• Directions for this task
Show every line in the records below that contains the word "GRAPH".

Dataset items

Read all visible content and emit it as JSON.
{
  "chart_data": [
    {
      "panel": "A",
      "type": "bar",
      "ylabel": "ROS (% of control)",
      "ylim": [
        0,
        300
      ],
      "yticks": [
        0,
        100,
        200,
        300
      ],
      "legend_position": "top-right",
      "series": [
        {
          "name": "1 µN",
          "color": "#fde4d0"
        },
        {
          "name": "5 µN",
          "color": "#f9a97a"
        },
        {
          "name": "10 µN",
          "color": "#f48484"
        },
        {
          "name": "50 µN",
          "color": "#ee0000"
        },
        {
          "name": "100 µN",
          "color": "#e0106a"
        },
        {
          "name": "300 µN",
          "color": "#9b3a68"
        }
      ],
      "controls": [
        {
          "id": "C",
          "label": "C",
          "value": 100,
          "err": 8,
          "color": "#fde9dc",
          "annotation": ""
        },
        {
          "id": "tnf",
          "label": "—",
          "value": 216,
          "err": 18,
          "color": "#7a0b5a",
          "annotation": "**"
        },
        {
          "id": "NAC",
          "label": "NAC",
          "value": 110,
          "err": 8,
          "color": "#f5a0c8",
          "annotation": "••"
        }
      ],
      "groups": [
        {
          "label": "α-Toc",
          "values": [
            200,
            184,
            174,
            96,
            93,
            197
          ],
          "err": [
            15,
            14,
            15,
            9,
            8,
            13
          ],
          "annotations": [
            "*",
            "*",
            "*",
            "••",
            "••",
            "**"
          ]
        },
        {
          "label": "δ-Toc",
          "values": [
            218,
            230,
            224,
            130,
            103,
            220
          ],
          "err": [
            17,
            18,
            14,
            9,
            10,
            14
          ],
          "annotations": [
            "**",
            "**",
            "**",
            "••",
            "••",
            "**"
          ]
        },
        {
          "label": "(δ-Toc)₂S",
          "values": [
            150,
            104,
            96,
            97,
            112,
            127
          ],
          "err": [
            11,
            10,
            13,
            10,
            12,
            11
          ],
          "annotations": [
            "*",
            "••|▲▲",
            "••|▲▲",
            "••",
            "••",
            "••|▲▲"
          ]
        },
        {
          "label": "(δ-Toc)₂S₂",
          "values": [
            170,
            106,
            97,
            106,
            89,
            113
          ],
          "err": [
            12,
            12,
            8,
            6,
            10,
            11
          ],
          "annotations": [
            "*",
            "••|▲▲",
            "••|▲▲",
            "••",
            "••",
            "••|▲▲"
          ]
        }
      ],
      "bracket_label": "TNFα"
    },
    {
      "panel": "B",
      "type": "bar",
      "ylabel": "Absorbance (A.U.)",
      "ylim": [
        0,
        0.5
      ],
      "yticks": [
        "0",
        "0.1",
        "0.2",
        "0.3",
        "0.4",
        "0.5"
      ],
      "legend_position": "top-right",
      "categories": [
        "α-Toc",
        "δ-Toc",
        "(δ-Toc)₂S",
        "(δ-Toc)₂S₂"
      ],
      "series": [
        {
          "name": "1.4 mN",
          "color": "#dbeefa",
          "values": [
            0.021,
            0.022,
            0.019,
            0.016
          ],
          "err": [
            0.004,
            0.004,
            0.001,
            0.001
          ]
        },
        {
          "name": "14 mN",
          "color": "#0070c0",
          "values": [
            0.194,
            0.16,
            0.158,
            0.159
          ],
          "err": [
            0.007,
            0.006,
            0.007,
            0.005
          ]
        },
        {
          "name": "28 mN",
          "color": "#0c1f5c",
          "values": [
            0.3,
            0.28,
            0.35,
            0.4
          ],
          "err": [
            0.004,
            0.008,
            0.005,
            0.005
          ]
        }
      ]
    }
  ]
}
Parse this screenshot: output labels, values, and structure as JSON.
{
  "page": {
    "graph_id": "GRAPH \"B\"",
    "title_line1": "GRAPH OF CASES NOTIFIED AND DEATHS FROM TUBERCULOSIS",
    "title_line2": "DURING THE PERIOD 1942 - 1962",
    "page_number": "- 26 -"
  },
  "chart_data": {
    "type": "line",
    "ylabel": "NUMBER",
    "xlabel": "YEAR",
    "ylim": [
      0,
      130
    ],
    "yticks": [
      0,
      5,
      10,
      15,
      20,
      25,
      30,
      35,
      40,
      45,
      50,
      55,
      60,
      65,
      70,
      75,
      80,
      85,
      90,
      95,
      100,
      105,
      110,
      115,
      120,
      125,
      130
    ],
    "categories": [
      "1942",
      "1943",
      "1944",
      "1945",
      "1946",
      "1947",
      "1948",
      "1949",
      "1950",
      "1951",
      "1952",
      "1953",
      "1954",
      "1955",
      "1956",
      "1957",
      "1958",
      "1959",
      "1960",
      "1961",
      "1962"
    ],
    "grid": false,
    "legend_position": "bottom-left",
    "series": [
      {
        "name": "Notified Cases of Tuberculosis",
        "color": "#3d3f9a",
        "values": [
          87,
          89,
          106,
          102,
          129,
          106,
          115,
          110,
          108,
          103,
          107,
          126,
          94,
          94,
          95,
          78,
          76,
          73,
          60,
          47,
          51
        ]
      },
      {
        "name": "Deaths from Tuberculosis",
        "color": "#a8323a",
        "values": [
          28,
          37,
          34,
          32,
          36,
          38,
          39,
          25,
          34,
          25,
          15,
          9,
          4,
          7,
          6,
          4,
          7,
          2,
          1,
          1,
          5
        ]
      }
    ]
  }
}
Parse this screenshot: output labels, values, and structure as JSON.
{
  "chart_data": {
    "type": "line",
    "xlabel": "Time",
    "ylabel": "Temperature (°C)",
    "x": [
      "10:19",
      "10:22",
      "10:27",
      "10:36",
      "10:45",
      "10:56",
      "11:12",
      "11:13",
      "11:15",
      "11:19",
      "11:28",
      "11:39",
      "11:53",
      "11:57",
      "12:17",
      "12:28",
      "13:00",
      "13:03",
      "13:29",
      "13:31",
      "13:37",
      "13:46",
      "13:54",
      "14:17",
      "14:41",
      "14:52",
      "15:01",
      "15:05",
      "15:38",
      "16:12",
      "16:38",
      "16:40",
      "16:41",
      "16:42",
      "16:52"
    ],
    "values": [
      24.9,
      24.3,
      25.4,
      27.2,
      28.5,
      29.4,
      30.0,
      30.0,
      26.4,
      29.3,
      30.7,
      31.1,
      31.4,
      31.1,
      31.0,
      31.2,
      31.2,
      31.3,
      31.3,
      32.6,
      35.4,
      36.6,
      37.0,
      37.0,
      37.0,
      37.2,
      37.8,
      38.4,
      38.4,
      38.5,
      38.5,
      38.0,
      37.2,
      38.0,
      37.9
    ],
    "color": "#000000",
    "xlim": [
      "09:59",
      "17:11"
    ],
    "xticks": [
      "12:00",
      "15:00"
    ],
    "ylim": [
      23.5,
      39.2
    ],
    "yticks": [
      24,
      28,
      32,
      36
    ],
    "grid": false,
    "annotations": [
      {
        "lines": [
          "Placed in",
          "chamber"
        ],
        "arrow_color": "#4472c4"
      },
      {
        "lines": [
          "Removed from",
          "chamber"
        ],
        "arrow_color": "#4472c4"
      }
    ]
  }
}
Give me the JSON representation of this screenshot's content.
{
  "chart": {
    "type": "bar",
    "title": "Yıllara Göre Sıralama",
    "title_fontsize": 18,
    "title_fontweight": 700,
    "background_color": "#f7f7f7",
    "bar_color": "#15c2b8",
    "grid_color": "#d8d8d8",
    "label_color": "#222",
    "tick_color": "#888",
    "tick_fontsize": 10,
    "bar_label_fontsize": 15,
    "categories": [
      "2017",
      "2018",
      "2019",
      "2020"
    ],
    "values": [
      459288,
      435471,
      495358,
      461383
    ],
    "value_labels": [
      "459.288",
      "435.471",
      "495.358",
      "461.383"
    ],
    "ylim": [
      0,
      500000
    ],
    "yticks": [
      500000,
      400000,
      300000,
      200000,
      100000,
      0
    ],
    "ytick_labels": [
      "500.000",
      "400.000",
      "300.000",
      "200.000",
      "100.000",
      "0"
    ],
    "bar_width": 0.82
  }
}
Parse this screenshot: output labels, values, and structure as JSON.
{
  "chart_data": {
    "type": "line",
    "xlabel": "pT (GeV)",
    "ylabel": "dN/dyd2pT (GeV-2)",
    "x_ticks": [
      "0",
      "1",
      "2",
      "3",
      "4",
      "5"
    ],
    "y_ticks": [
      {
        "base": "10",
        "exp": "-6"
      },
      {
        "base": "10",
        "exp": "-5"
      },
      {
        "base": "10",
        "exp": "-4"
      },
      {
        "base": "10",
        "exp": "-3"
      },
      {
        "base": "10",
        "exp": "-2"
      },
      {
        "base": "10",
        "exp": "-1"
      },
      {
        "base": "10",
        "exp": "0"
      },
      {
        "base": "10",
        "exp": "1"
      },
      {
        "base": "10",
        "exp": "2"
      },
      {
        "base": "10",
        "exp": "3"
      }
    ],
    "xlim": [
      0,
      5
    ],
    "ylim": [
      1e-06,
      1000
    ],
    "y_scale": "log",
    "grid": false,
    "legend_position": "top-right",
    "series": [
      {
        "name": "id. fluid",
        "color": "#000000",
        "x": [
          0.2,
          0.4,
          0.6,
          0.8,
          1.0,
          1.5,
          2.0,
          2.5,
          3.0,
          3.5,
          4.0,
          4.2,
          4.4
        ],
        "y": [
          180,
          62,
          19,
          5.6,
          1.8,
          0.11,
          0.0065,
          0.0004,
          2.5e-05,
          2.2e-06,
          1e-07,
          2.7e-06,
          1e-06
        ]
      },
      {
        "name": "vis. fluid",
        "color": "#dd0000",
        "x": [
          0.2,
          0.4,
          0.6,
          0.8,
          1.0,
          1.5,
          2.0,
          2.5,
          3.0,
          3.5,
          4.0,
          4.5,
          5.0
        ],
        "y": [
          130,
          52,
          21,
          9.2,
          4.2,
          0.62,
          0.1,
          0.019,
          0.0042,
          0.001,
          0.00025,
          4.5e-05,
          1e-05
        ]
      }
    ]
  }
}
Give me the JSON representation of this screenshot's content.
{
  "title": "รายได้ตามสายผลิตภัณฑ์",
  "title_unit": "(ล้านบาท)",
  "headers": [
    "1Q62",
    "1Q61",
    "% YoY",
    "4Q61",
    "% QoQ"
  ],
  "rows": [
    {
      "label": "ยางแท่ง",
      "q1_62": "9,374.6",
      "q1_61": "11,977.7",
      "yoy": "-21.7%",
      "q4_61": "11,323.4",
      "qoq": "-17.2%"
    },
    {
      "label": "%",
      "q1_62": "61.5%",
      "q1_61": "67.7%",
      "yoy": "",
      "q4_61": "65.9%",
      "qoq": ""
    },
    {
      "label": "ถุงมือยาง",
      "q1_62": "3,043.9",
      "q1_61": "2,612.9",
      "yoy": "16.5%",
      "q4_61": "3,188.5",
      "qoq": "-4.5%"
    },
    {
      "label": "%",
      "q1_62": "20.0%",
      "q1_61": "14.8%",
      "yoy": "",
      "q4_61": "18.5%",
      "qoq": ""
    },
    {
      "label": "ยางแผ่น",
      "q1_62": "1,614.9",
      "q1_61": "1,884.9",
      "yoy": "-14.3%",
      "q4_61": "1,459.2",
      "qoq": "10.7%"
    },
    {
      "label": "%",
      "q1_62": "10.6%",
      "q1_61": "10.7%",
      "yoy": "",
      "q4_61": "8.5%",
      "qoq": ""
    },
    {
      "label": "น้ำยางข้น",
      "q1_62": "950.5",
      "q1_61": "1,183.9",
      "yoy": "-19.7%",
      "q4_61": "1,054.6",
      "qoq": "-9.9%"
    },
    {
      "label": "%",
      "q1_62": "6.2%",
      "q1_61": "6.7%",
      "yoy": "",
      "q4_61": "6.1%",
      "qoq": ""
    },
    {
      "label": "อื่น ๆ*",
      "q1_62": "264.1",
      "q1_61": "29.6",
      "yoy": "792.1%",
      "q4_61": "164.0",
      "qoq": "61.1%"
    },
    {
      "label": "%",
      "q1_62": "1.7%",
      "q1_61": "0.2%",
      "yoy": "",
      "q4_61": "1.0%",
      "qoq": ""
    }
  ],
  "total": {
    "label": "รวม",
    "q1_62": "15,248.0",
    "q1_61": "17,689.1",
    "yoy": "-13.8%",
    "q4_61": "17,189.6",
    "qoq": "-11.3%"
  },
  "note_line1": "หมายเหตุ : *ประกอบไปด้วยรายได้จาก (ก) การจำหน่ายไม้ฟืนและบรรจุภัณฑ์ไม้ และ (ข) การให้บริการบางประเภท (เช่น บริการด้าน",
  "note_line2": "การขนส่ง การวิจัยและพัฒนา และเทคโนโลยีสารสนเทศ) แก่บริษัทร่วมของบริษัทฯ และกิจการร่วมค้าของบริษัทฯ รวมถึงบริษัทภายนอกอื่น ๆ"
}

• Result of the task
    "graph_id": "GRAPH \"B\"",
    "title_line1": "GRAPH OF CASES NOTIFIED AND DEATHS FROM TUBERCULOSIS",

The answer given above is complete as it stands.